| EXERCISE MATERIAL |
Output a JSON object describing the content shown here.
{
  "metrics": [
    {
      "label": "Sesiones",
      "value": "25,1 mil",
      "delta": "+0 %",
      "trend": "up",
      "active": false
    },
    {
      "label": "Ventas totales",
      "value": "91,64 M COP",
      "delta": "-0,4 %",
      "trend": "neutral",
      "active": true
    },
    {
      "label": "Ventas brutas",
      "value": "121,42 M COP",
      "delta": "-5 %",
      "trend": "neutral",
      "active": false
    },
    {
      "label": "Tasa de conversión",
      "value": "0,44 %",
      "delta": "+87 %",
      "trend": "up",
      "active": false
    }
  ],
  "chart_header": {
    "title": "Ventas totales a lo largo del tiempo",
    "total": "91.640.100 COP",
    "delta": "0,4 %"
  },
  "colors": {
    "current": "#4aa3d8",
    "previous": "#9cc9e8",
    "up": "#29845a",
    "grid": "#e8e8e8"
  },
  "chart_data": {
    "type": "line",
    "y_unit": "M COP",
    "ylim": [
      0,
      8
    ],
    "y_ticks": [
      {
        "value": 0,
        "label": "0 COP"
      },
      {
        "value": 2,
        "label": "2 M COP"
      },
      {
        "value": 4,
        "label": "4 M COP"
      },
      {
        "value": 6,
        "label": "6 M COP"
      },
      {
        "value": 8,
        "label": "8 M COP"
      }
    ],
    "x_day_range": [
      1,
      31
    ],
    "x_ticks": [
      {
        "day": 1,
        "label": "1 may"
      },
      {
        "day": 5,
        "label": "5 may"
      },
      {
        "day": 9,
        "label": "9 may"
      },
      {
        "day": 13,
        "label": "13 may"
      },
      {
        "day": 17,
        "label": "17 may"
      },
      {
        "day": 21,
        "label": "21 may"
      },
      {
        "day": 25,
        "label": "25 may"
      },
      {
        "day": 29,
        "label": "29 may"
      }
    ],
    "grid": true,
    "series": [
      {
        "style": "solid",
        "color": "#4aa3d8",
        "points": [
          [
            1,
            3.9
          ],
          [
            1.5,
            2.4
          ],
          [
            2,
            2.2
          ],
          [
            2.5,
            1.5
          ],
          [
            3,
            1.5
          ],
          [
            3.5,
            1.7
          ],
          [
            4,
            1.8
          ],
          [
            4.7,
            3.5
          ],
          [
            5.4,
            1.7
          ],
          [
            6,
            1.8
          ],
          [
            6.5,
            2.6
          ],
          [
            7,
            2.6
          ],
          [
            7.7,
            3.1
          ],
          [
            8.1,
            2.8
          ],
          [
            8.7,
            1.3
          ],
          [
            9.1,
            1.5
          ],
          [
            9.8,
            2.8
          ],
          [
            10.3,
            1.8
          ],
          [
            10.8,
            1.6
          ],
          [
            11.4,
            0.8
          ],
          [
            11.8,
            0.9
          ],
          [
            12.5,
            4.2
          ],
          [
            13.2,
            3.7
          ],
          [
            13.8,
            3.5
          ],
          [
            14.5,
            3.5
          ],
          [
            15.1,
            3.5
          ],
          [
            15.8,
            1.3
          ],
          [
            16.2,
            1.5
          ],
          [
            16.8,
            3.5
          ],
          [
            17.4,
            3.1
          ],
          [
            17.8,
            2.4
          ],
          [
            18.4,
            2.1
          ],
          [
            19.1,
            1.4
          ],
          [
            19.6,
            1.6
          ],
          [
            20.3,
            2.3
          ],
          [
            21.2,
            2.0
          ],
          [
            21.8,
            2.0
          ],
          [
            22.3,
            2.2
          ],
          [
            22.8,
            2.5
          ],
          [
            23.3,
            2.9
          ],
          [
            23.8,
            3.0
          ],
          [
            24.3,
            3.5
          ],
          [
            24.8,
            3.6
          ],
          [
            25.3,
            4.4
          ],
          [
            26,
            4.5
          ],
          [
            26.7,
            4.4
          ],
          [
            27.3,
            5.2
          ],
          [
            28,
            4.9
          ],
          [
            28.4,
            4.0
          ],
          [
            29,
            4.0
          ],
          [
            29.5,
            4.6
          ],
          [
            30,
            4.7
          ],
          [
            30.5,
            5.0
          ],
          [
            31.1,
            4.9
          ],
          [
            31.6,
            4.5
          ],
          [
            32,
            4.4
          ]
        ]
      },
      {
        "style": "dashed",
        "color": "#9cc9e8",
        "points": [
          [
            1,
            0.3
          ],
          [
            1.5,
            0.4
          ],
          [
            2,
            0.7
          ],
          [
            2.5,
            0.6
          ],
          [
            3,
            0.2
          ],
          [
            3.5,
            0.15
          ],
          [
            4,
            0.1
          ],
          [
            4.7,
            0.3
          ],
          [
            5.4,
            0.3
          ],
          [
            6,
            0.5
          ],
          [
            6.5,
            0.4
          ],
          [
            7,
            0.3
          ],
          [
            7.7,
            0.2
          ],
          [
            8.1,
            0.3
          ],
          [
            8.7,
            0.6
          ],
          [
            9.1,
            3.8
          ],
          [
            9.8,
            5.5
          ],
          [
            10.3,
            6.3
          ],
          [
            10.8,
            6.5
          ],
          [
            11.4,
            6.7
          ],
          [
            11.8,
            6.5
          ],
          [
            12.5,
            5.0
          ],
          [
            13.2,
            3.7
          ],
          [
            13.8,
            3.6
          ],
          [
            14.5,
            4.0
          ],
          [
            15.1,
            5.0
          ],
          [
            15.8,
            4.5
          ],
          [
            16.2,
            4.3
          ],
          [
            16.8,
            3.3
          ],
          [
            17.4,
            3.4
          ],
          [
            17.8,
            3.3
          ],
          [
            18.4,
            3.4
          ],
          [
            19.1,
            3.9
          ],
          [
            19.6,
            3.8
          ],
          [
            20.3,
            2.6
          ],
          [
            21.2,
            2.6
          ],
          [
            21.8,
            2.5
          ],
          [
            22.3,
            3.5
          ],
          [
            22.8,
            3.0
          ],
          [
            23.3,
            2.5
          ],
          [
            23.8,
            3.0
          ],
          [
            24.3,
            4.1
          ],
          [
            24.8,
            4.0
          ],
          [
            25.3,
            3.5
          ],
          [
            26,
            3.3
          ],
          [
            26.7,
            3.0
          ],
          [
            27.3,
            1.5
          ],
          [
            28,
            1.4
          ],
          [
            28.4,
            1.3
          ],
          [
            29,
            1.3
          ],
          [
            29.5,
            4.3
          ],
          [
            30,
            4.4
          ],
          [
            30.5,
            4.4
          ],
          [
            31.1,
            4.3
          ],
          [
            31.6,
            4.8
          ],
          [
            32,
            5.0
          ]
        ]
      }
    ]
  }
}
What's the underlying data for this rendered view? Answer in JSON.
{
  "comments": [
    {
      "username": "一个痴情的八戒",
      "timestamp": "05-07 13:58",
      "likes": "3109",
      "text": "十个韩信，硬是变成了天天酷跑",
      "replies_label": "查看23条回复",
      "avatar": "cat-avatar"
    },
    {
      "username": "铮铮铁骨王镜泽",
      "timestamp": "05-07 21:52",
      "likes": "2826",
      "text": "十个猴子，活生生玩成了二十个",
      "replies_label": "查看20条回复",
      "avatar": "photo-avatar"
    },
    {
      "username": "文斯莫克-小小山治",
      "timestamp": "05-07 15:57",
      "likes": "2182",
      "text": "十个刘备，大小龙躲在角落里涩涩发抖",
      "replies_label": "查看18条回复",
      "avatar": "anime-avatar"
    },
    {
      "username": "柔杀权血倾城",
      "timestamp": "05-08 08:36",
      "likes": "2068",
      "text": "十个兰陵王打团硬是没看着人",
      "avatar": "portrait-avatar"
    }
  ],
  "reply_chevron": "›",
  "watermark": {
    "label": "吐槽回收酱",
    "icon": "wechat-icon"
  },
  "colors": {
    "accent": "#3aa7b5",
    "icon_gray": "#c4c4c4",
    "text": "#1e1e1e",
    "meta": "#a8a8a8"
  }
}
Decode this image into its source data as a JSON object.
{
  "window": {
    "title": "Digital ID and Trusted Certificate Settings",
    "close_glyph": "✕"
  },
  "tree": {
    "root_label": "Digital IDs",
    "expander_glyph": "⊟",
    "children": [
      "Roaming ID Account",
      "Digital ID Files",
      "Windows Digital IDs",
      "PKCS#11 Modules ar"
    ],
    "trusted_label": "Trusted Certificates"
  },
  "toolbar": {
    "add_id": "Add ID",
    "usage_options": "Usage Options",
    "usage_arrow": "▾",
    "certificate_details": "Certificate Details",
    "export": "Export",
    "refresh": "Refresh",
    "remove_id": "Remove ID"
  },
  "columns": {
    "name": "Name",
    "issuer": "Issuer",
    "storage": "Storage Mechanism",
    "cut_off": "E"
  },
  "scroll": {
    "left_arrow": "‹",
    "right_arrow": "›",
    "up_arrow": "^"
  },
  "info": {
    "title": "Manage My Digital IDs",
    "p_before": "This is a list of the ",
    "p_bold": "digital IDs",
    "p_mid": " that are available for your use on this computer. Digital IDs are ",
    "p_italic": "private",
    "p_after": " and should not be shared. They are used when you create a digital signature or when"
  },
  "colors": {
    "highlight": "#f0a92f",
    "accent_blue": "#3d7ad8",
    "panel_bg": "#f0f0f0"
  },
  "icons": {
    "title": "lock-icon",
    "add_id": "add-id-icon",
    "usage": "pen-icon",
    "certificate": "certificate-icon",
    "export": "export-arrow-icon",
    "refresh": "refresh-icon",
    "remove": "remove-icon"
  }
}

| REQUIRED WORK |
Count the lines of the data that contain the string "JSON", and reply with that number alone.

| THE OUTPUT |
3